Figure content listings:
^^^^^^^^^^^^^^^^
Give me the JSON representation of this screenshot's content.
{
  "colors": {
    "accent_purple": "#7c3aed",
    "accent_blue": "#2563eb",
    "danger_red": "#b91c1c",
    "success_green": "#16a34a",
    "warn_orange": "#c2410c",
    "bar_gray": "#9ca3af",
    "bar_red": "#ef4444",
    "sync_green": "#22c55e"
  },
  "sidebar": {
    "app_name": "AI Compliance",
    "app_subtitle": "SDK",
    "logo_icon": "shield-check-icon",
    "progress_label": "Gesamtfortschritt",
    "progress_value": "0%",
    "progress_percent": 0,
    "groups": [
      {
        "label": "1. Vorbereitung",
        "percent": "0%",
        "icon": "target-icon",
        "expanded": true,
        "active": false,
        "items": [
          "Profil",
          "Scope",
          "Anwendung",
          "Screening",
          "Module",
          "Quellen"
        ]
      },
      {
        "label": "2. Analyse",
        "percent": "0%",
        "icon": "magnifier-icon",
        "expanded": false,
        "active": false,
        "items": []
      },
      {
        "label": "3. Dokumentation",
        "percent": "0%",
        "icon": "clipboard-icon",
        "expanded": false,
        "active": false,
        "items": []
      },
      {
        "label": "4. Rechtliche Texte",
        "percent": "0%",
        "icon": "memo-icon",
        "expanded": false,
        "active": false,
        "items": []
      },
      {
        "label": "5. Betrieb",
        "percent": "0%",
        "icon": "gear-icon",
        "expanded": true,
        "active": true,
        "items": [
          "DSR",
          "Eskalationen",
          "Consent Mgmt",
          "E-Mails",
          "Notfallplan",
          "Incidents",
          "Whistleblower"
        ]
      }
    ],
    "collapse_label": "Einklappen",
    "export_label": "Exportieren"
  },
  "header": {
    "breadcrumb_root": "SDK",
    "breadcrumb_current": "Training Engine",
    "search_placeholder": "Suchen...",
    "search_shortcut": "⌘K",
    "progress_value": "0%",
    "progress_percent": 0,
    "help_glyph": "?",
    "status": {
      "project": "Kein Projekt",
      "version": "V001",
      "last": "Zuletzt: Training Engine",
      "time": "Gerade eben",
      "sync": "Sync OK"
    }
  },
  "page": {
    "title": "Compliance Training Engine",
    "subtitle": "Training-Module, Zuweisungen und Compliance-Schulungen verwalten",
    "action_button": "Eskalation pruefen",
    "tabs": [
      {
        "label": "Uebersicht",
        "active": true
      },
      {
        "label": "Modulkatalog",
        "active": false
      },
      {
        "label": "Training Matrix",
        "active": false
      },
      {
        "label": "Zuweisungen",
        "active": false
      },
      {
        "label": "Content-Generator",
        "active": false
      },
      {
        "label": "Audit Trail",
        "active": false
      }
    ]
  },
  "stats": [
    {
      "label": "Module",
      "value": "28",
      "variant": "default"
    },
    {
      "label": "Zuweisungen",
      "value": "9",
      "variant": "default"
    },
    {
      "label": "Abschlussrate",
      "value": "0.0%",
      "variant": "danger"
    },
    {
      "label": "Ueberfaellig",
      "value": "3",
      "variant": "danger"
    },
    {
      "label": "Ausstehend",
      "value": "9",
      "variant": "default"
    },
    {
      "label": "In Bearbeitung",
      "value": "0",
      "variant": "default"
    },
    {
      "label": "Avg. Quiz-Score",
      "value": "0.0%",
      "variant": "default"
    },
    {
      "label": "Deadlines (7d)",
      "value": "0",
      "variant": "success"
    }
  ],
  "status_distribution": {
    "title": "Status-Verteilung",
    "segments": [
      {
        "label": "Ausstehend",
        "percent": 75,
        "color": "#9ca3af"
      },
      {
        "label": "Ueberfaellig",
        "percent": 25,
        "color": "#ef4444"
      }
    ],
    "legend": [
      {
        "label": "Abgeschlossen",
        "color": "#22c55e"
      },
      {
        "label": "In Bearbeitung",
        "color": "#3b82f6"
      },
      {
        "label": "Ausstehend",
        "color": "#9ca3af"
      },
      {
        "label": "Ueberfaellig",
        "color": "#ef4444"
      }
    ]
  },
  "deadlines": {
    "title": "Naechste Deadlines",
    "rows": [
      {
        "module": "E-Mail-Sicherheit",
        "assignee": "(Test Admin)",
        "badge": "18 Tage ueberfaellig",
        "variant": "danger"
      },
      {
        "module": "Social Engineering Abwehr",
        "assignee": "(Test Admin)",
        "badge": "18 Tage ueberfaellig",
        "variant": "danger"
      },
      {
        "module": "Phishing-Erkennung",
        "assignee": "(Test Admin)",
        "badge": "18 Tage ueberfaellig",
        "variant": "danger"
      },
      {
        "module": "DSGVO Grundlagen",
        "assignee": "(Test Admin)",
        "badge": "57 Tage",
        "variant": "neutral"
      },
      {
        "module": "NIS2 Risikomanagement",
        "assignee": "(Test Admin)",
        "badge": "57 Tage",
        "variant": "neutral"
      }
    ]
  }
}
^^^^^^^^^^^^^^^^
▶ WHAT TO DO
Please reproduce the entire listing, exactly as shown.

▶ TASK RESPONSE
Give me the JSON representation of this screenshot's content.
{
  "colors": {
    "accent_purple": "#7c3aed",
    "accent_blue": "#2563eb",
    "danger_red": "#b91c1c",
    "success_green": "#16a34a",
    "warn_orange": "#c2410c",
    "bar_gray": "#9ca3af",
    "bar_red": "#ef4444",
    "sync_green": "#22c55e"
  },
  "sidebar": {
    "app_name": "AI Compliance",
    "app_subtitle": "SDK",
    "logo_icon": "shield-check-icon",
    "progress_label": "Gesamtfortschritt",
    "progress_value": "0%",
    "progress_percent": 0,
    "groups": [
      {
        "label": "1. Vorbereitung",
        "percent": "0%",
        "icon": "target-icon",
        "expanded": true,
        "active": false,
        "items": [
          "Profil",
          "Scope",
          "Anwendung",
          "Screening",
          "Module",
          "Quellen"
        ]
      },
      {
        "label": "2. Analyse",
        "percent": "0%",
        "icon": "magnifier-icon",
        "expanded": false,
        "active": false,
        "items": []
      },
      {
        "label": "3. Dokumentation",
        "percent": "0%",
        "icon": "clipboard-icon",
        "expanded": false,
        "active": false,
        "items": []
      },
      {
        "label": "4. Rechtliche Texte",
        "percent": "0%",
        "icon": "memo-icon",
        "expanded": false,
        "active": false,
        "items": []
      },
      {
        "label": "5. Betrieb",
        "percent": "0%",
        "icon": "gear-icon",
        "expanded": true,
        "active": true,
        "items": [
          "DSR",
          "Eskalationen",
          "Consent Mgmt",
          "E-Mails",
          "Notfallplan",
          "Incidents",
          "Whistleblower"
        ]
      }
    ],
    "collapse_label": "Einklappen",
    "export_label": "Exportieren"
  },
  "header": {
    "breadcrumb_root": "SDK",
    "breadcrumb_current": "Training Engine",
    "search_placeholder": "Suchen...",
    "search_shortcut": "⌘K",
    "progress_value": "0%",
    "progress_percent": 0,
    "help_glyph": "?",
    "status": {
      "project": "Kein Projekt",
      "version": "V001",
      "last": "Zuletzt: Training Engine",
      "time": "Gerade eben",
      "sync": "Sync OK"
    }
  },
  "page": {
    "title": "Compliance Training Engine",
    "subtitle": "Training-Module, Zuweisungen und Compliance-Schulungen verwalten",
    "action_button": "Eskalation pruefen",
    "tabs": [
      {
        "label": "Uebersicht",
        "active": true
      },
      {
        "label": "Modulkatalog",
        "active": false
      },
      {
        "label": "Training Matrix",
        "active": false
      },
      {
        "label": "Zuweisungen",
        "active": false
      },
      {
        "label": "Content-Generator",
        "active": false
      },
      {
        "label": "Audit Trail",
        "active": false
      }
    ]
  },
  "stats": [
    {
      "label": "Module",
      "value": "28",
      "variant": "default"
    },
    {
      "label": "Zuweisungen",
      "value": "9",
      "variant": "default"
    },
    {
      "label": "Abschlussrate",
      "value": "0.0%",
      "variant": "danger"
    },
    {
      "label": "Ueberfaellig",
      "value": "3",
      "variant": "danger"
    },
    {
      "label": "Ausstehend",
      "value": "9",
      "variant": "default"
    },
    {
      "label": "In Bearbeitung",
      "value": "0",
      "variant": "default"
    },
    {
      "label": "Avg. Quiz-Score",
      "value": "0.0%",
      "variant": "default"
    },
    {
      "label": "Deadlines (7d)",
      "value": "0",
      "variant": "success"
    }
  ],
  "status_distribution": {
    "title": "Status-Verteilung",
    "segments": [
      {
        "label": "Ausstehend",
        "percent": 75,
        "color": "#9ca3af"
      },
      {
        "label": "Ueberfaellig",
        "percent": 25,
        "color": "#ef4444"
      }
    ],
    "legend": [
      {
        "label": "Abgeschlossen",
        "color": "#22c55e"
      },
      {
        "label": "In Bearbeitung",
        "color": "#3b82f6"
      },
      {
        "label": "Ausstehend",
        "color": "#9ca3af"
      },
      {
        "label": "Ueberfaellig",
        "color": "#ef4444"
      }
    ]
  },
  "deadlines": {
    "title": "Naechste Deadlines",
    "rows": [
      {
        "module": "E-Mail-Sicherheit",
        "assignee": "(Test Admin)",
        "badge": "18 Tage ueberfaellig",
        "variant": "danger"
      },
      {
        "module": "Social Engineering Abwehr",
        "assignee": "(Test Admin)",
        "badge": "18 Tage ueberfaellig",
        "variant": "danger"
      },
      {
        "module": "Phishing-Erkennung",
        "assignee": "(Test Admin)",
        "badge": "18 Tage ueberfaellig",
        "variant": "danger"
      },
      {
        "module": "DSGVO Grundlagen",
        "assignee": "(Test Admin)",
        "badge": "57 Tage",
        "variant": "neutral"
      },
      {
        "module": "NIS2 Risikomanagement",
        "assignee": "(Test Admin)",
        "badge": "57 Tage",
        "variant": "neutral"
      }
    ]
  }
}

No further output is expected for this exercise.